▸ **TASK**:
Take the entries below and print all of them exactly, please.

▸ **EXCERPTED DATA**:
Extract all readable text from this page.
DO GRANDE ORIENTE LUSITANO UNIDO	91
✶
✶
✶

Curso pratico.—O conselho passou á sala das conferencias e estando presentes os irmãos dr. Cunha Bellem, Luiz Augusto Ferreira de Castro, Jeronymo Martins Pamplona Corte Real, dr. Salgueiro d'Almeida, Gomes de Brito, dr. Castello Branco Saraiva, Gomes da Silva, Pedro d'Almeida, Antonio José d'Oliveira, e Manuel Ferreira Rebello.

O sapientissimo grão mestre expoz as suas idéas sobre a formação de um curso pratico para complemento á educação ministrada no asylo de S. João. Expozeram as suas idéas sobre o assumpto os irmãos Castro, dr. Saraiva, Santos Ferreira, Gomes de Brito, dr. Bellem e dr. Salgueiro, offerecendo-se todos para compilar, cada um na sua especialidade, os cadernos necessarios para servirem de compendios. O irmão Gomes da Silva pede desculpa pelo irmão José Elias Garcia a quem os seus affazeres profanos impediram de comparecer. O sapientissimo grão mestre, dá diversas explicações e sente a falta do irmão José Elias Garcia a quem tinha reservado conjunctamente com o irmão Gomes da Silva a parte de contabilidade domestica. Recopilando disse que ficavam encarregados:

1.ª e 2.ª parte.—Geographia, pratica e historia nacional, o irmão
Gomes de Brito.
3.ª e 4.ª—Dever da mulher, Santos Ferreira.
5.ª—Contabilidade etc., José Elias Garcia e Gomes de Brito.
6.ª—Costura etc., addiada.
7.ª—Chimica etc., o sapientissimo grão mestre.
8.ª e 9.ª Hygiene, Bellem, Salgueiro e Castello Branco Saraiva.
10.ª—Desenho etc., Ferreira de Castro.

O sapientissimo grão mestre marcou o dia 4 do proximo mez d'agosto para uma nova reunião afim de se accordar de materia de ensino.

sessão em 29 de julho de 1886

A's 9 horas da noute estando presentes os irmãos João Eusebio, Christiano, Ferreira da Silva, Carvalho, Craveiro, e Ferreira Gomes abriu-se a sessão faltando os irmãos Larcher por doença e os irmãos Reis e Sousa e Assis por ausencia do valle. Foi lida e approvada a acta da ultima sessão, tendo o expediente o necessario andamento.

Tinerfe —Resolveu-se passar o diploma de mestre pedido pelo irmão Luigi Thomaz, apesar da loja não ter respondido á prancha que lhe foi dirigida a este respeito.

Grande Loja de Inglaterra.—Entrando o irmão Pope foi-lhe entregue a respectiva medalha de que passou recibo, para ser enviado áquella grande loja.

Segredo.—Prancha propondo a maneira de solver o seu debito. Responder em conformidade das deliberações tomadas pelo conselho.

▸ **RESULT BELOW**:
Extract all readable text from this page.
DO GRANDE ORIENTE LUSITANO UNIDO	91
✶
✶
✶

Curso pratico.—O conselho passou á sala das conferencias e estando presentes os irmãos dr. Cunha Bellem, Luiz Augusto Ferreira de Castro, Jeronymo Martins Pamplona Corte Real, dr. Salgueiro d'Almeida, Gomes de Brito, dr. Castello Branco Saraiva, Gomes da Silva, Pedro d'Almeida, Antonio José d'Oliveira, e Manuel Ferreira Rebello.

O sapientissimo grão mestre expoz as suas idéas sobre a formação de um curso pratico para complemento á educação ministrada no asylo de S. João. Expozeram as suas idéas sobre o assumpto os irmãos Castro, dr. Saraiva, Santos Ferreira, Gomes de Brito, dr. Bellem e dr. Salgueiro, offerecendo-se todos para compilar, cada um na sua especialidade, os cadernos necessarios para servirem de compendios. O irmão Gomes da Silva pede desculpa pelo irmão José Elias Garcia a quem os seus affazeres profanos impediram de comparecer. O sapientissimo grão mestre, dá diversas explicações e sente a falta do irmão José Elias Garcia a quem tinha reservado conjunctamente com o irmão Gomes da Silva a parte de contabilidade domestica. Recopilando disse que ficavam encarregados:

1.ª e 2.ª parte.—Geographia, pratica e historia nacional, o irmão
Gomes de Brito.
3.ª e 4.ª—Dever da mulher, Santos Ferreira.
5.ª—Contabilidade etc., José Elias Garcia e Gomes de Brito.
6.ª—Costura etc., addiada.
7.ª—Chimica etc., o sapientissimo grão mestre.
8.ª e 9.ª Hygiene, Bellem, Salgueiro e Castello Branco Saraiva.
10.ª—Desenho etc., Ferreira de Castro.

O sapientissimo grão mestre marcou o dia 4 do proximo mez d'agosto para uma nova reunião afim de se accordar de materia de ensino.

sessão em 29 de julho de 1886

A's 9 horas da noute estando presentes os irmãos João Eusebio, Christiano, Ferreira da Silva, Carvalho, Craveiro, e Ferreira Gomes abriu-se a sessão faltando os irmãos Larcher por doença e os irmãos Reis e Sousa e Assis por ausencia do valle. Foi lida e approvada a acta da ultima sessão, tendo o expediente o necessario andamento.

Tinerfe —Resolveu-se passar o diploma de mestre pedido pelo irmão Luigi Thomaz, apesar da loja não ter respondido á prancha que lhe foi dirigida a este respeito.

Grande Loja de Inglaterra.—Entrando o irmão Pope foi-lhe entregue a respectiva medalha de que passou recibo, para ser enviado áquella grande loja.

Segredo.—Prancha propondo a maneira de solver o seu debito. Responder em conformidade das deliberações tomadas pelo conselho.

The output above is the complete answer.